** What the task requires **
How many lines of the material below contain the string "viipymättä"? Answer with the number and nothing else.

(Dataset items)
-- BEGIN --

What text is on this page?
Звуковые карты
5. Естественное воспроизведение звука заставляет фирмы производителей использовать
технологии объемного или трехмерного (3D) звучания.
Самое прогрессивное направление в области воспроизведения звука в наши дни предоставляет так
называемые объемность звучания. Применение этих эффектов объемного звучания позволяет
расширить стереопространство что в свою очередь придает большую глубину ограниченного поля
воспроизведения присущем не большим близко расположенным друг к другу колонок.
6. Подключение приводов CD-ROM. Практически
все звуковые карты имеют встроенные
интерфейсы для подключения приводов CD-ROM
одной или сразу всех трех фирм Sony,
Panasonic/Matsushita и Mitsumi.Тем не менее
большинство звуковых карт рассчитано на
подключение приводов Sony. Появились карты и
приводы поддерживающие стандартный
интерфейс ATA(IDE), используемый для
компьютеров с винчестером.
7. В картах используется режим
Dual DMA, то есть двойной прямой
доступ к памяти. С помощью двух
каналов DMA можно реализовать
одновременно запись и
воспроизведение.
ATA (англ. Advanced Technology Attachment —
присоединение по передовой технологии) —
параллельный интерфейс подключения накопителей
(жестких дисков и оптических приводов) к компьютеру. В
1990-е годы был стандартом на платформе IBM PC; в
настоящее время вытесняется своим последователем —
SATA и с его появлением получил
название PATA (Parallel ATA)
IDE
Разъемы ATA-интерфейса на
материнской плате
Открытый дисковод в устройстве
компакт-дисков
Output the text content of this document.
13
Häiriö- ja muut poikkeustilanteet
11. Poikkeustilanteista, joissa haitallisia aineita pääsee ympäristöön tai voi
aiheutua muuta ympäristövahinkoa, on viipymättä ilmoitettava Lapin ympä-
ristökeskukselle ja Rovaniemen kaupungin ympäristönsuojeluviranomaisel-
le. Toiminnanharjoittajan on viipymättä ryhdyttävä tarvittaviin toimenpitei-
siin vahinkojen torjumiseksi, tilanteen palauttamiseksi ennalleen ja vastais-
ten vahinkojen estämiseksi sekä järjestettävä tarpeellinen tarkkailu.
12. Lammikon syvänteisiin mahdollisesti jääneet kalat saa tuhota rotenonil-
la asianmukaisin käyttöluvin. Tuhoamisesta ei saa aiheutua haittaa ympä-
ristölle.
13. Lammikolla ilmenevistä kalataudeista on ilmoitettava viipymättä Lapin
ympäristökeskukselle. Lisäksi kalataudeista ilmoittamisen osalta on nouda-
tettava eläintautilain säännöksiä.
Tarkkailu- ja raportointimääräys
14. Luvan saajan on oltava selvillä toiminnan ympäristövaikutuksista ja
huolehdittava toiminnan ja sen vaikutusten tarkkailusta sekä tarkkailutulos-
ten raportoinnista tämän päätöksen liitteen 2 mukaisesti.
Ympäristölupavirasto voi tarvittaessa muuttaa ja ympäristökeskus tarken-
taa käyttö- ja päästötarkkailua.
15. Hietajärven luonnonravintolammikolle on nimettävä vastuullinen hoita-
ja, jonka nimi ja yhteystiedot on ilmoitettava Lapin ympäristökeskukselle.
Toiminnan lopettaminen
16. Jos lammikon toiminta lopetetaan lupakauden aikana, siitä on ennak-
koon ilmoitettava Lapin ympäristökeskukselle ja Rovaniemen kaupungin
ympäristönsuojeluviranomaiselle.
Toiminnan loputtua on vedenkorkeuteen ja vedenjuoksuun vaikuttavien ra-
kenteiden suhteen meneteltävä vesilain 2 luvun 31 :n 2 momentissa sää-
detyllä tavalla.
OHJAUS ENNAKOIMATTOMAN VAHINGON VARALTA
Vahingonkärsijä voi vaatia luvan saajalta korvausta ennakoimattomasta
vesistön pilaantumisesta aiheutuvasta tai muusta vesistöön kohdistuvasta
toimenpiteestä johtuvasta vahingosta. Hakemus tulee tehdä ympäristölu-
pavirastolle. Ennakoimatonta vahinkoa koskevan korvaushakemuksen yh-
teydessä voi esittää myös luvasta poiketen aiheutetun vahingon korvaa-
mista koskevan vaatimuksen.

-- END --

** Right answer **
3